__SUPPLIED RECORDS__
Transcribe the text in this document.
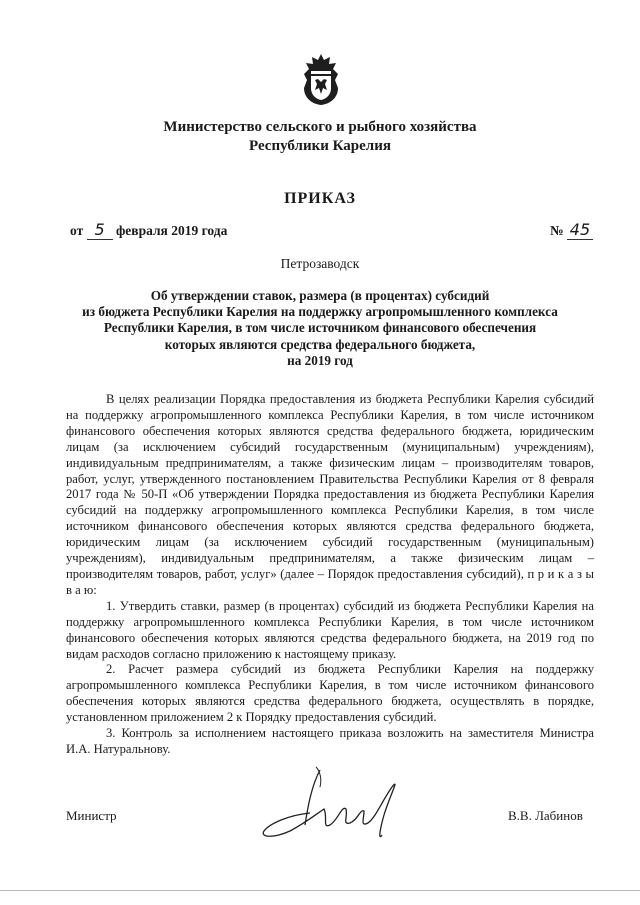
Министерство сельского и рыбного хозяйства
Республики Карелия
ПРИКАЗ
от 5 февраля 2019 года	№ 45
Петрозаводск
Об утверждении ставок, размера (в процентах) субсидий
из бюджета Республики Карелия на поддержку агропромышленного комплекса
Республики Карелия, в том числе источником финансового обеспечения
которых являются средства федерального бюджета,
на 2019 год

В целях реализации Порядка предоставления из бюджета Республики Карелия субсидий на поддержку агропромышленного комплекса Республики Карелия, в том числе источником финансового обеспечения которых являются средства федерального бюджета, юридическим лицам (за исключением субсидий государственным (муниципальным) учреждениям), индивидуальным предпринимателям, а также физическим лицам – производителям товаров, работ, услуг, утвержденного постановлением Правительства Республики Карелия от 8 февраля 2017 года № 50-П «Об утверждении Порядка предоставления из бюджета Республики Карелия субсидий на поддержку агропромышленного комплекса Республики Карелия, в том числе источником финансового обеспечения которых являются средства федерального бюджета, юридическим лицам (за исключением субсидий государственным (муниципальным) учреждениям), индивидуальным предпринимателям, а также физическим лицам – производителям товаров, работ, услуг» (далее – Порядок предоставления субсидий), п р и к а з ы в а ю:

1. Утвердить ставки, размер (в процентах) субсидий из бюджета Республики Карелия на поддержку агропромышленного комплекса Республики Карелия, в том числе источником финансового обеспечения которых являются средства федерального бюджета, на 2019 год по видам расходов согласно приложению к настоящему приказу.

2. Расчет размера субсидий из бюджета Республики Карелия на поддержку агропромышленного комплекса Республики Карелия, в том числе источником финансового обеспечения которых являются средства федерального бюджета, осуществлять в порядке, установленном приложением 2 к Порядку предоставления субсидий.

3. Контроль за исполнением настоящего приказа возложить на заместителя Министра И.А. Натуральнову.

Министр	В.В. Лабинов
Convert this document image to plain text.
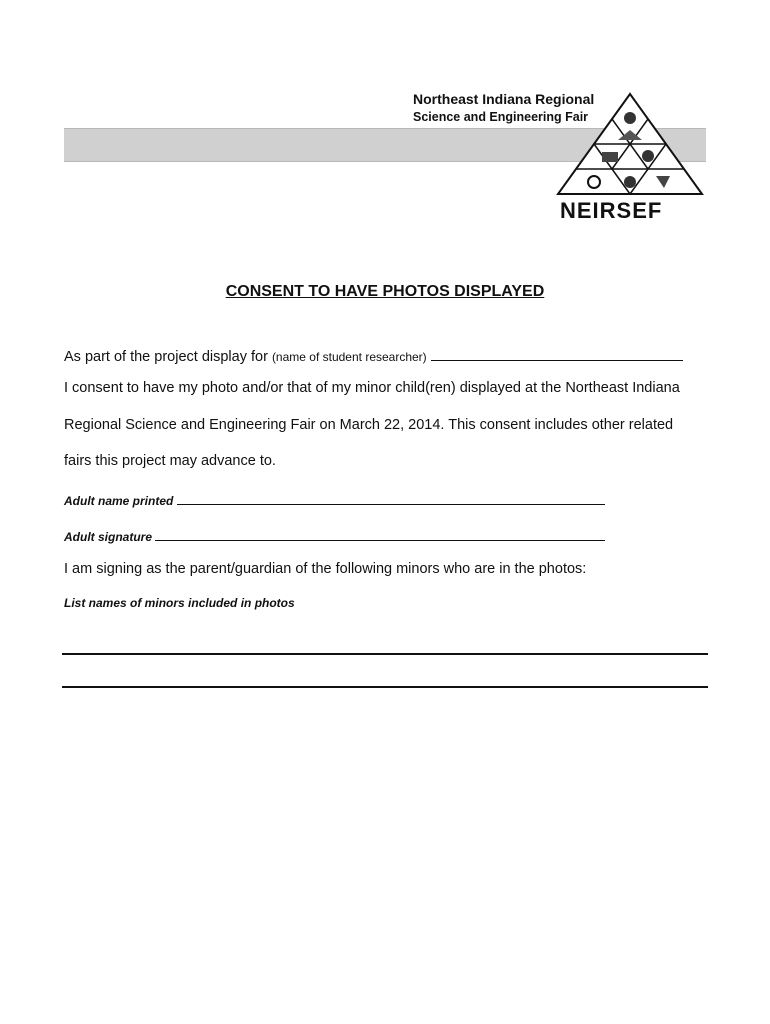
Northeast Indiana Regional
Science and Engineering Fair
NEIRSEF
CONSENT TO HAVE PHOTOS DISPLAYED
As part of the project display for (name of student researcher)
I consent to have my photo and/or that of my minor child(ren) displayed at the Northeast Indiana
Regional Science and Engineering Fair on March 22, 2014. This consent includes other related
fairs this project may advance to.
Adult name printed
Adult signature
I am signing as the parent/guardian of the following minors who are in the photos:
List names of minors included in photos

==

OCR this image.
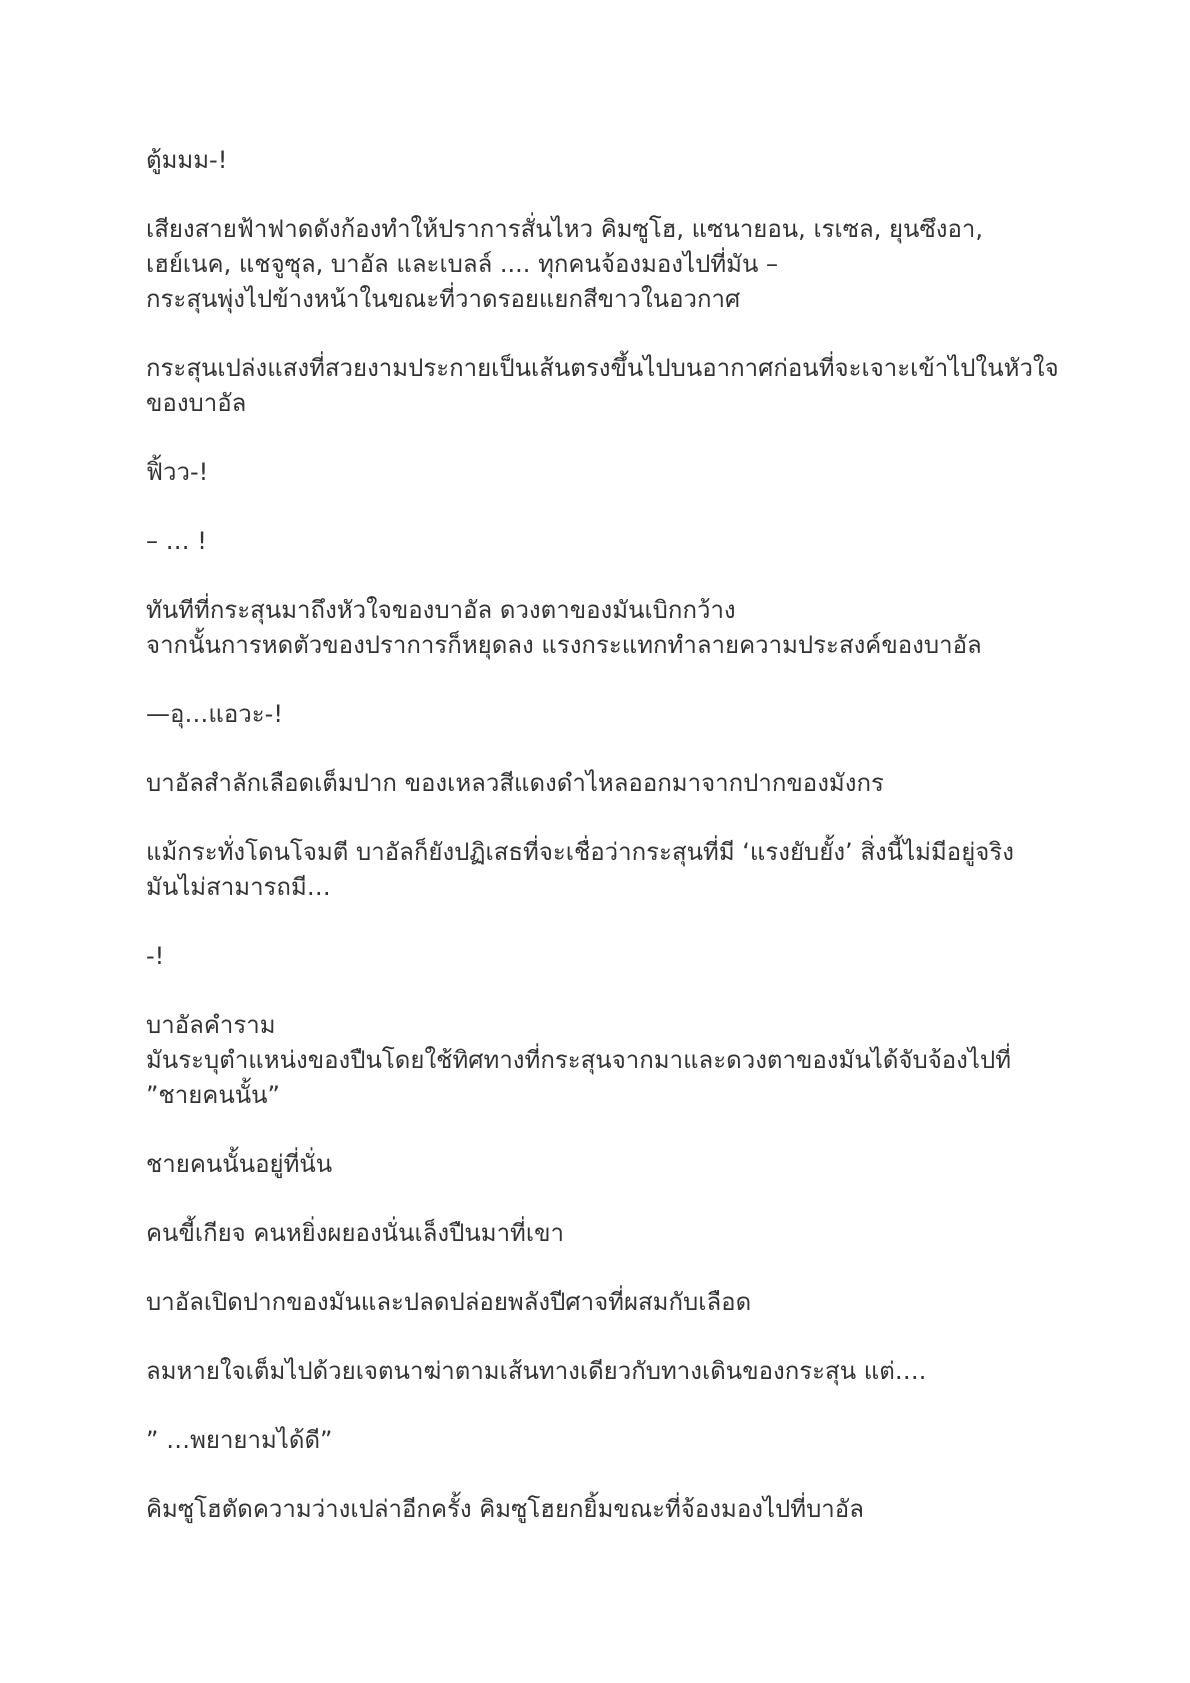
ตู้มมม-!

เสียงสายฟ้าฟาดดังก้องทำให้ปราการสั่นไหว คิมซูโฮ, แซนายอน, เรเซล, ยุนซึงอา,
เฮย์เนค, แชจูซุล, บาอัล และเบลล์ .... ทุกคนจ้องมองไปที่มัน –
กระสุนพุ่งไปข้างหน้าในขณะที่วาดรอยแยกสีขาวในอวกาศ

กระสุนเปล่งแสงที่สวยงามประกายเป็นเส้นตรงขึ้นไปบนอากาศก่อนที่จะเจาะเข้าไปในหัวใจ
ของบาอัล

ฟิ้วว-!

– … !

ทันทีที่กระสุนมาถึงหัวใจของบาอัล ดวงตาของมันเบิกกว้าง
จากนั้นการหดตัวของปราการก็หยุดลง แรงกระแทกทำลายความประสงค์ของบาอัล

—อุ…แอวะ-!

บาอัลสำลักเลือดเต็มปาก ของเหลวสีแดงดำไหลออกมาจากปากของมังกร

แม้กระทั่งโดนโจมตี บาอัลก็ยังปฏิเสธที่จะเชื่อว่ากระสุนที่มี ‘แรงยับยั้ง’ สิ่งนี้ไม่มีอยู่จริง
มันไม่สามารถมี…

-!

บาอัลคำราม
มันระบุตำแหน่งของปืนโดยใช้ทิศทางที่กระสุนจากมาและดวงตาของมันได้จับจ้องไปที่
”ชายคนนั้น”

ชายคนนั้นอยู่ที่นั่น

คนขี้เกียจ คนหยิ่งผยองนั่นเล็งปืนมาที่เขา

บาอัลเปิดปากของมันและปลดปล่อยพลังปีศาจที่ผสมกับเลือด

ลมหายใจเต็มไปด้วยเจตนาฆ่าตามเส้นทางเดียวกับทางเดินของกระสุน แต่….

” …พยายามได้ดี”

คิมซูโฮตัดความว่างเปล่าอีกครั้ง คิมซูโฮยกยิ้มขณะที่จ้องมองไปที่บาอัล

__STATED EXERCISE__
Show each line of the data that contains the string "minors".

__RESPONSE TO THIS EXERCISE__
I am signing as the parent/guardian of the following minors who are in the photos:
List names of minors included in photos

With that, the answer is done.